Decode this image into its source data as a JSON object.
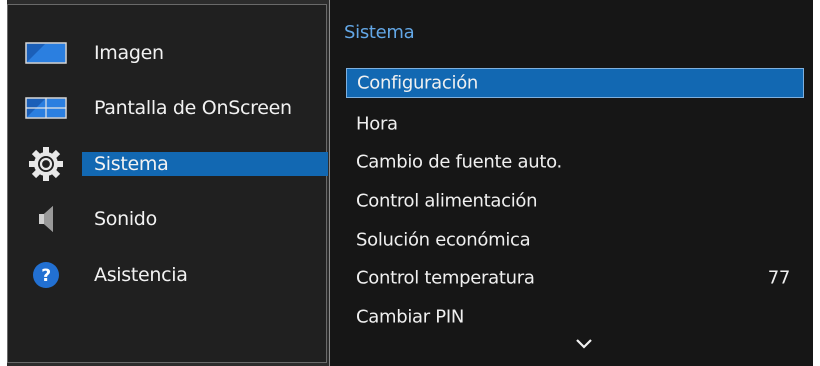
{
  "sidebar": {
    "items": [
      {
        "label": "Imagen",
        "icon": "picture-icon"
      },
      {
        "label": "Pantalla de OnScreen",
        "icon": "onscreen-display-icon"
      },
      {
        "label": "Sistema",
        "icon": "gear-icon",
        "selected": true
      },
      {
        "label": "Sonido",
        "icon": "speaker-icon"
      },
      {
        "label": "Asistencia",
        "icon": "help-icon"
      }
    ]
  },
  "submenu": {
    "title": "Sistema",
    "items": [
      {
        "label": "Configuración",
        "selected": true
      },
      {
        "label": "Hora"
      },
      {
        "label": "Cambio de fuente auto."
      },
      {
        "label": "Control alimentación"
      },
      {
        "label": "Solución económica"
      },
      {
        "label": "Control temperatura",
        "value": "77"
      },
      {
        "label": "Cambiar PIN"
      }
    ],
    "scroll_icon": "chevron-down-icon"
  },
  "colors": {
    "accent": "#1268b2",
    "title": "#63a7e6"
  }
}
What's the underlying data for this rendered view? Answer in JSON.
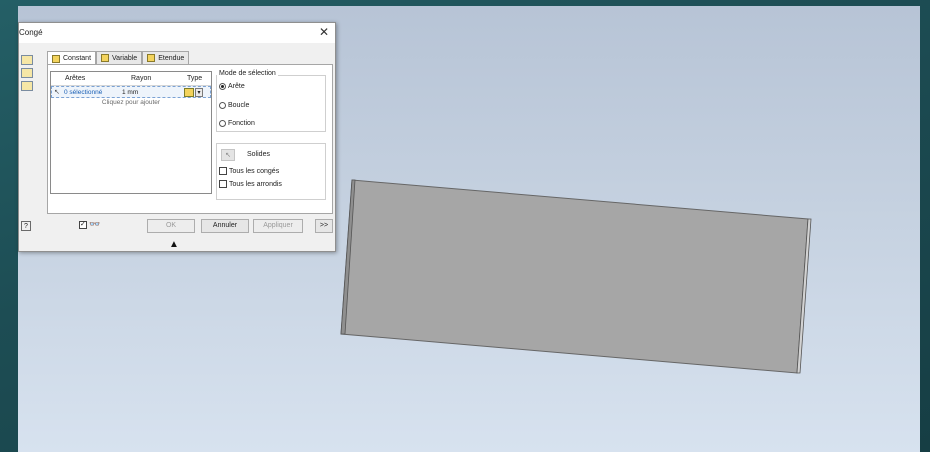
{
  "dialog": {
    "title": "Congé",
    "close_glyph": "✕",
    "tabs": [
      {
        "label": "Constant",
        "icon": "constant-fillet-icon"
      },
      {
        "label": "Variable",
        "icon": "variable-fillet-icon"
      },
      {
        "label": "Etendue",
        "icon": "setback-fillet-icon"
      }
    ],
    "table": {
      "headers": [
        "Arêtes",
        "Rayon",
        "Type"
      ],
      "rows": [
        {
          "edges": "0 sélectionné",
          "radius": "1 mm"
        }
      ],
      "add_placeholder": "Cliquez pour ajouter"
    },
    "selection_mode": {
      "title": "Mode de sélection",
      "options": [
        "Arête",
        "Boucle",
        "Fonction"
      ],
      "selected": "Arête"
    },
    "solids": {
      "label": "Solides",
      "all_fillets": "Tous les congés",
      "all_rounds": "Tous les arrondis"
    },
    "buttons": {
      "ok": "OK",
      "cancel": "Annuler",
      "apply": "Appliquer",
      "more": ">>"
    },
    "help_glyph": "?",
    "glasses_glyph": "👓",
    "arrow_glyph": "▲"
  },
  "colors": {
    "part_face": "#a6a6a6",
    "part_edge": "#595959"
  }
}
======
▶ Directions:
Leave out the pictures and transcribe everything else exactly.

▶ Task result:
Decode this image into its source data as a JSON object.
{
  "sidebar": {
    "items": [
      {
        "label": "Imagen",
        "icon": "picture-icon"
      },
      {
        "label": "Pantalla de OnScreen",
        "icon": "onscreen-display-icon"
      },
      {
        "label": "Sistema",
        "icon": "gear-icon",
        "selected": true
      },
      {
        "label": "Sonido",
        "icon": "speaker-icon"
      },
      {
        "label": "Asistencia",
        "icon": "help-icon"
      }
    ]
  },
  "submenu": {
    "title": "Sistema",
    "items": [
      {
        "label": "Configuración",
        "selected": true
      },
      {
        "label": "Hora"
      },
      {
        "label": "Cambio de fuente auto."
      },
      {
        "label": "Control alimentación"
      },
      {
        "label": "Solución económica"
      },
      {
        "label": "Control temperatura",
        "value": "77"
      },
      {
        "label": "Cambiar PIN"
      }
    ],
    "scroll_icon": "chevron-down-icon"
  },
  "colors": {
    "accent": "#1268b2",
    "title": "#63a7e6"
  }
}
What's the underlying data for this rendered view? Answer in JSON.
{
  "dialog": {
    "title": "Congé",
    "close_glyph": "✕",
    "tabs": [
      {
        "label": "Constant",
        "icon": "constant-fillet-icon"
      },
      {
        "label": "Variable",
        "icon": "variable-fillet-icon"
      },
      {
        "label": "Etendue",
        "icon": "setback-fillet-icon"
      }
    ],
    "table": {
      "headers": [
        "Arêtes",
        "Rayon",
        "Type"
      ],
      "rows": [
        {
          "edges": "0 sélectionné",
          "radius": "1 mm"
        }
      ],
      "add_placeholder": "Cliquez pour ajouter"
    },
    "selection_mode": {
      "title": "Mode de sélection",
      "options": [
        "Arête",
        "Boucle",
        "Fonction"
      ],
      "selected": "Arête"
    },
    "solids": {
      "label": "Solides",
      "all_fillets": "Tous les congés",
      "all_rounds": "Tous les arrondis"
    },
    "buttons": {
      "ok": "OK",
      "cancel": "Annuler",
      "apply": "Appliquer",
      "more": ">>"
    },
    "help_glyph": "?",
    "glasses_glyph": "👓",
    "arrow_glyph": "▲"
  },
  "colors": {
    "part_face": "#a6a6a6",
    "part_edge": "#595959"
  }
}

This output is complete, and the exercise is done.